====== Source records ======

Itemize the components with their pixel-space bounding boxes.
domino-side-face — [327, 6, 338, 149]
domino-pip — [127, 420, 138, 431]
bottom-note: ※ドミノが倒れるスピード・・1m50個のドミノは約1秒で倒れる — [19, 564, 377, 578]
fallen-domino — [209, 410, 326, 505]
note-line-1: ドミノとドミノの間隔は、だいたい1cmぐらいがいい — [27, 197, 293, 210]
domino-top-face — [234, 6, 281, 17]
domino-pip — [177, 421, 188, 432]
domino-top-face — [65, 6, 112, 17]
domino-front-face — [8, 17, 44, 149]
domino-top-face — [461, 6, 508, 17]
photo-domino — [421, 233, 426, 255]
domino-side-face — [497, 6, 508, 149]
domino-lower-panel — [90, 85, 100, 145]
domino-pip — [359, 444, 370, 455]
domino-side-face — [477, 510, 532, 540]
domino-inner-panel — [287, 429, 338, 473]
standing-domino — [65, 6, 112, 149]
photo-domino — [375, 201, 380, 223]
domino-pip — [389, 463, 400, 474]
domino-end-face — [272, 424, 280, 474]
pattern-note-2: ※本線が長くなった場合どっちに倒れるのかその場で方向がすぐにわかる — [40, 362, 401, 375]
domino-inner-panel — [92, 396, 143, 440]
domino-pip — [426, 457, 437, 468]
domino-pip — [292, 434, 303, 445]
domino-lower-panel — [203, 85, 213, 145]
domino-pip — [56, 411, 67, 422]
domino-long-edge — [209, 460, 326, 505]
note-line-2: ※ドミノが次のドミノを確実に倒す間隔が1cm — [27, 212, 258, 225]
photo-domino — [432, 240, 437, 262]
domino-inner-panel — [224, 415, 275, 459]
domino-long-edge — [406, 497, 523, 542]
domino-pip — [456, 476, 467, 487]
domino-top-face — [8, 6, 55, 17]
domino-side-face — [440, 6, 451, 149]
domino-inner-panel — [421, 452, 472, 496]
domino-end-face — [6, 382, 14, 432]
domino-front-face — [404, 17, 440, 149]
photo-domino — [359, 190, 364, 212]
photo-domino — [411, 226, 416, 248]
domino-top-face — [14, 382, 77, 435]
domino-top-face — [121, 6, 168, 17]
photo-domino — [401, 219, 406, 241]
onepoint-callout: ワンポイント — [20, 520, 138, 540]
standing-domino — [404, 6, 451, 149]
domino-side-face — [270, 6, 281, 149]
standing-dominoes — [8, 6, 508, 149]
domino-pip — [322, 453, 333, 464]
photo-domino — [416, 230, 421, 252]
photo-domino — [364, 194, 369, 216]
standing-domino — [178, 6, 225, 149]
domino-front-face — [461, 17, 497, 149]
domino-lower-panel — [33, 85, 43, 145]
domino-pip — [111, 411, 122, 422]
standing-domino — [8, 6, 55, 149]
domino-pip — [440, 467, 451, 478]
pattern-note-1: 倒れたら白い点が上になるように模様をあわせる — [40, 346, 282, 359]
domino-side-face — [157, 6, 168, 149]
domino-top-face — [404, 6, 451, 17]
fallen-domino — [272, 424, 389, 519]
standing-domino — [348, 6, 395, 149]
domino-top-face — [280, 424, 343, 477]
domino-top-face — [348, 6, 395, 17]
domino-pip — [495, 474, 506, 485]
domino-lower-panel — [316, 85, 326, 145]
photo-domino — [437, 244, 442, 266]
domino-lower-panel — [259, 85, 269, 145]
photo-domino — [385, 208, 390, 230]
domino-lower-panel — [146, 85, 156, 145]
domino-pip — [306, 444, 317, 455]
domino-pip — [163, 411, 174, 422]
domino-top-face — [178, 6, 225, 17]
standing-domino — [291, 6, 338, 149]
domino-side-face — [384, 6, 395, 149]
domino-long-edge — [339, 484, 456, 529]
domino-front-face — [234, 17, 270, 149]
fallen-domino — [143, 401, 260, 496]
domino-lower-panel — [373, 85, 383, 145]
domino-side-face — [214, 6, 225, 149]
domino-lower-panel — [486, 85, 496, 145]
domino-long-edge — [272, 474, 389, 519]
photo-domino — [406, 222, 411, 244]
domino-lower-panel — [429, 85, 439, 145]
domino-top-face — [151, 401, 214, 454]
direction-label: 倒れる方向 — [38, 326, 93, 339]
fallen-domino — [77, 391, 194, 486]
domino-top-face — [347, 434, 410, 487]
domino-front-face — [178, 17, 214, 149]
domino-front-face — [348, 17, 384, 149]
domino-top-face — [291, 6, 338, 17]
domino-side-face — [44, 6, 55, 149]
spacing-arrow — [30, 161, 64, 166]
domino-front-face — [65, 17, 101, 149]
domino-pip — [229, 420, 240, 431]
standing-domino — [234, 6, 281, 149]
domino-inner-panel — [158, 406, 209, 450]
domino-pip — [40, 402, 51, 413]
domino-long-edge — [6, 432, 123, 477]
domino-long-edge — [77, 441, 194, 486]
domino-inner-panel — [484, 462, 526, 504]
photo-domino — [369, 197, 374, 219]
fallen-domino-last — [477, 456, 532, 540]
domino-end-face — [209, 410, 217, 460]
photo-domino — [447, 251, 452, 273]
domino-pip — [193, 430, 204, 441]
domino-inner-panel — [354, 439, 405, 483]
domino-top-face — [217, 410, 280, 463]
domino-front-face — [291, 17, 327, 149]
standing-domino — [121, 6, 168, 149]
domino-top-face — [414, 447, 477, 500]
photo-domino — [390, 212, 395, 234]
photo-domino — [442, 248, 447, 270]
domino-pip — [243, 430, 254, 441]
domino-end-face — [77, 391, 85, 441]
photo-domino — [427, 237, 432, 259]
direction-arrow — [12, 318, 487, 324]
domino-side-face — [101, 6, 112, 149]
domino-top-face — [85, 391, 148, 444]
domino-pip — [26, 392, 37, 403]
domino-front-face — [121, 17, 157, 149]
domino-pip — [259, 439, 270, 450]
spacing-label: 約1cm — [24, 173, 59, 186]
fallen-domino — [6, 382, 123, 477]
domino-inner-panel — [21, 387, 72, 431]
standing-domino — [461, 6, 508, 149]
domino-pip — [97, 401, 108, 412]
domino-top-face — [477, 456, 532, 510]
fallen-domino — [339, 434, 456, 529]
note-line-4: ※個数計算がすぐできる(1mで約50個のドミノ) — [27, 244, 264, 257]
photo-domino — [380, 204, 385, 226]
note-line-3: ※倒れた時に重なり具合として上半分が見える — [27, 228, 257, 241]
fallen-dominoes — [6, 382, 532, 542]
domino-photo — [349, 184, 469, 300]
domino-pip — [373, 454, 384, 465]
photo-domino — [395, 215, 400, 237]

======

■ **What you need to do**:
Reproduce every line of the records above verbatim, keeping their order and leaving nothing out.

■ **Written reply**:
Itemize the components with their pixel-space bounding boxes.
domino-side-face — [327, 6, 338, 149]
domino-pip — [127, 420, 138, 431]
bottom-note: ※ドミノが倒れるスピード・・1m50個のドミノは約1秒で倒れる — [19, 564, 377, 578]
fallen-domino — [209, 410, 326, 505]
note-line-1: ドミノとドミノの間隔は、だいたい1cmぐらいがいい — [27, 197, 293, 210]
domino-top-face — [234, 6, 281, 17]
domino-pip — [177, 421, 188, 432]
domino-top-face — [65, 6, 112, 17]
domino-front-face — [8, 17, 44, 149]
domino-top-face — [461, 6, 508, 17]
photo-domino — [421, 233, 426, 255]
domino-side-face — [497, 6, 508, 149]
domino-lower-panel — [90, 85, 100, 145]
domino-pip — [359, 444, 370, 455]
domino-side-face — [477, 510, 532, 540]
domino-inner-panel — [287, 429, 338, 473]
standing-domino — [65, 6, 112, 149]
photo-domino — [375, 201, 380, 223]
domino-pip — [389, 463, 400, 474]
domino-end-face — [272, 424, 280, 474]
pattern-note-2: ※本線が長くなった場合どっちに倒れるのかその場で方向がすぐにわかる — [40, 362, 401, 375]
domino-inner-panel — [92, 396, 143, 440]
domino-pip — [426, 457, 437, 468]
domino-pip — [292, 434, 303, 445]
domino-lower-panel — [203, 85, 213, 145]
domino-pip — [56, 411, 67, 422]
domino-long-edge — [209, 460, 326, 505]
note-line-2: ※ドミノが次のドミノを確実に倒す間隔が1cm — [27, 212, 258, 225]
photo-domino — [432, 240, 437, 262]
domino-inner-panel — [224, 415, 275, 459]
domino-long-edge — [406, 497, 523, 542]
domino-pip — [456, 476, 467, 487]
domino-top-face — [8, 6, 55, 17]
domino-side-face — [440, 6, 451, 149]
domino-inner-panel — [421, 452, 472, 496]
domino-end-face — [6, 382, 14, 432]
domino-front-face — [404, 17, 440, 149]
photo-domino — [359, 190, 364, 212]
photo-domino — [411, 226, 416, 248]
domino-top-face — [14, 382, 77, 435]
domino-top-face — [121, 6, 168, 17]
photo-domino — [401, 219, 406, 241]
onepoint-callout: ワンポイント — [20, 520, 138, 540]
standing-domino — [404, 6, 451, 149]
domino-side-face — [270, 6, 281, 149]
standing-dominoes — [8, 6, 508, 149]
domino-pip — [322, 453, 333, 464]
photo-domino — [416, 230, 421, 252]
photo-domino — [364, 194, 369, 216]
standing-domino — [178, 6, 225, 149]
domino-front-face — [461, 17, 497, 149]
domino-lower-panel — [33, 85, 43, 145]
domino-pip — [111, 411, 122, 422]
standing-domino — [8, 6, 55, 149]
domino-pip — [440, 467, 451, 478]
pattern-note-1: 倒れたら白い点が上になるように模様をあわせる — [40, 346, 282, 359]
domino-side-face — [157, 6, 168, 149]
domino-top-face — [404, 6, 451, 17]
fallen-domino — [272, 424, 389, 519]
standing-domino — [348, 6, 395, 149]
domino-top-face — [280, 424, 343, 477]
domino-top-face — [348, 6, 395, 17]
domino-pip — [495, 474, 506, 485]
domino-lower-panel — [316, 85, 326, 145]
photo-domino — [437, 244, 442, 266]
domino-lower-panel — [259, 85, 269, 145]
photo-domino — [385, 208, 390, 230]
domino-lower-panel — [146, 85, 156, 145]
domino-pip — [306, 444, 317, 455]
domino-pip — [163, 411, 174, 422]
domino-top-face — [178, 6, 225, 17]
standing-domino — [291, 6, 338, 149]
domino-side-face — [384, 6, 395, 149]
domino-long-edge — [339, 484, 456, 529]
domino-front-face — [234, 17, 270, 149]
fallen-domino — [143, 401, 260, 496]
domino-lower-panel — [373, 85, 383, 145]
domino-side-face — [214, 6, 225, 149]
domino-lower-panel — [486, 85, 496, 145]
domino-long-edge — [272, 474, 389, 519]
photo-domino — [406, 222, 411, 244]
domino-lower-panel — [429, 85, 439, 145]
domino-top-face — [151, 401, 214, 454]
direction-label: 倒れる方向 — [38, 326, 93, 339]
fallen-domino — [77, 391, 194, 486]
domino-top-face — [347, 434, 410, 487]
domino-front-face — [178, 17, 214, 149]
domino-front-face — [348, 17, 384, 149]
domino-top-face — [291, 6, 338, 17]
domino-side-face — [44, 6, 55, 149]
spacing-arrow — [30, 161, 64, 166]
domino-front-face — [65, 17, 101, 149]
domino-pip — [229, 420, 240, 431]
standing-domino — [234, 6, 281, 149]
domino-inner-panel — [158, 406, 209, 450]
domino-pip — [40, 402, 51, 413]
domino-long-edge — [6, 432, 123, 477]
domino-long-edge — [77, 441, 194, 486]
domino-inner-panel — [484, 462, 526, 504]
photo-domino — [369, 197, 374, 219]
fallen-domino-last — [477, 456, 532, 540]
domino-end-face — [209, 410, 217, 460]
photo-domino — [447, 251, 452, 273]
domino-pip — [193, 430, 204, 441]
domino-inner-panel — [354, 439, 405, 483]
domino-top-face — [217, 410, 280, 463]
domino-front-face — [291, 17, 327, 149]
standing-domino — [121, 6, 168, 149]
domino-top-face — [414, 447, 477, 500]
photo-domino — [390, 212, 395, 234]
photo-domino — [442, 248, 447, 270]
domino-pip — [243, 430, 254, 441]
domino-end-face — [77, 391, 85, 441]
photo-domino — [427, 237, 432, 259]
direction-arrow — [12, 318, 487, 324]
domino-side-face — [101, 6, 112, 149]
domino-top-face — [85, 391, 148, 444]
domino-pip — [26, 392, 37, 403]
domino-front-face — [121, 17, 157, 149]
domino-pip — [259, 439, 270, 450]
spacing-label: 約1cm — [24, 173, 59, 186]
fallen-domino — [6, 382, 123, 477]
domino-inner-panel — [21, 387, 72, 431]
standing-domino — [461, 6, 508, 149]
domino-pip — [97, 401, 108, 412]
domino-top-face — [477, 456, 532, 510]
fallen-domino — [339, 434, 456, 529]
note-line-4: ※個数計算がすぐできる(1mで約50個のドミノ) — [27, 244, 264, 257]
photo-domino — [380, 204, 385, 226]
note-line-3: ※倒れた時に重なり具合として上半分が見える — [27, 228, 257, 241]
fallen-dominoes — [6, 382, 532, 542]
domino-photo — [349, 184, 469, 300]
domino-pip — [373, 454, 384, 465]
photo-domino — [395, 215, 400, 237]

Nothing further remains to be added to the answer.